Challenge: Write out the listing below exactly, and omit any images you find in it.

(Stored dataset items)
# # # #

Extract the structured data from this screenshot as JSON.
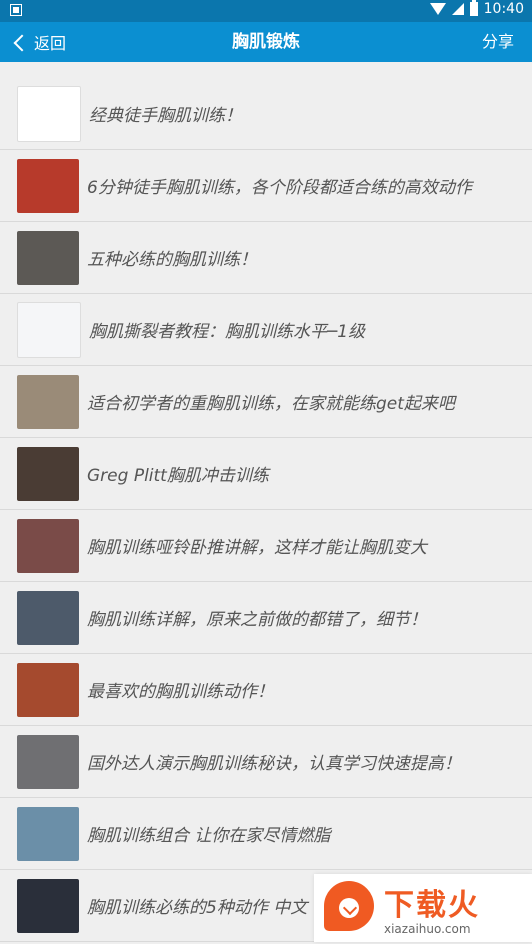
{
  "status_bar": {
    "time": "10:40"
  },
  "header": {
    "back_label": "返回",
    "title": "胸肌锻炼",
    "share_label": "分享"
  },
  "items": [
    {
      "title": "经典徒手胸肌训练！",
      "thumb_color": "#ffffff"
    },
    {
      "title": "6分钟徒手胸肌训练，各个阶段都适合练的高效动作",
      "thumb_color": "#b73a2b"
    },
    {
      "title": "五种必练的胸肌训练！",
      "thumb_color": "#5c5955"
    },
    {
      "title": "胸肌撕裂者教程：胸肌训练水平─1级",
      "thumb_color": "#f5f6f8"
    },
    {
      "title": "适合初学者的重胸肌训练，在家就能练get起来吧",
      "thumb_color": "#9a8b78"
    },
    {
      "title": "Greg Plitt胸肌冲击训练",
      "thumb_color": "#4a3c34"
    },
    {
      "title": "胸肌训练哑铃卧推讲解，这样才能让胸肌变大",
      "thumb_color": "#7a4b48"
    },
    {
      "title": "胸肌训练详解，原来之前做的都错了，细节！",
      "thumb_color": "#4d5a6a"
    },
    {
      "title": "最喜欢的胸肌训练动作！",
      "thumb_color": "#a54a2e"
    },
    {
      "title": "国外达人演示胸肌训练秘诀，认真学习快速提高！",
      "thumb_color": "#6f6f72"
    },
    {
      "title": "胸肌训练组合 让你在家尽情燃脂",
      "thumb_color": "#6b8fa8"
    },
    {
      "title": "胸肌训练必练的5种动作 中文",
      "thumb_color": "#2a2f3a"
    }
  ],
  "watermark": {
    "cn": "下载火",
    "en": "xiazaihuo.com"
  },
  "colors": {
    "nav_bg": "#0b8fd1",
    "status_bg": "#0b76ad",
    "page_bg": "#efefef",
    "text": "#555555"
  }
}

# # # #

Full output:
Extract the structured data from this screenshot as JSON.
{
  "status_bar": {
    "time": "10:40"
  },
  "header": {
    "back_label": "返回",
    "title": "胸肌锻炼",
    "share_label": "分享"
  },
  "items": [
    {
      "title": "经典徒手胸肌训练！",
      "thumb_color": "#ffffff"
    },
    {
      "title": "6分钟徒手胸肌训练，各个阶段都适合练的高效动作",
      "thumb_color": "#b73a2b"
    },
    {
      "title": "五种必练的胸肌训练！",
      "thumb_color": "#5c5955"
    },
    {
      "title": "胸肌撕裂者教程：胸肌训练水平─1级",
      "thumb_color": "#f5f6f8"
    },
    {
      "title": "适合初学者的重胸肌训练，在家就能练get起来吧",
      "thumb_color": "#9a8b78"
    },
    {
      "title": "Greg Plitt胸肌冲击训练",
      "thumb_color": "#4a3c34"
    },
    {
      "title": "胸肌训练哑铃卧推讲解，这样才能让胸肌变大",
      "thumb_color": "#7a4b48"
    },
    {
      "title": "胸肌训练详解，原来之前做的都错了，细节！",
      "thumb_color": "#4d5a6a"
    },
    {
      "title": "最喜欢的胸肌训练动作！",
      "thumb_color": "#a54a2e"
    },
    {
      "title": "国外达人演示胸肌训练秘诀，认真学习快速提高！",
      "thumb_color": "#6f6f72"
    },
    {
      "title": "胸肌训练组合 让你在家尽情燃脂",
      "thumb_color": "#6b8fa8"
    },
    {
      "title": "胸肌训练必练的5种动作 中文",
      "thumb_color": "#2a2f3a"
    }
  ],
  "watermark": {
    "cn": "下载火",
    "en": "xiazaihuo.com"
  },
  "colors": {
    "nav_bg": "#0b8fd1",
    "status_bg": "#0b76ad",
    "page_bg": "#efefef",
    "text": "#555555"
  }
}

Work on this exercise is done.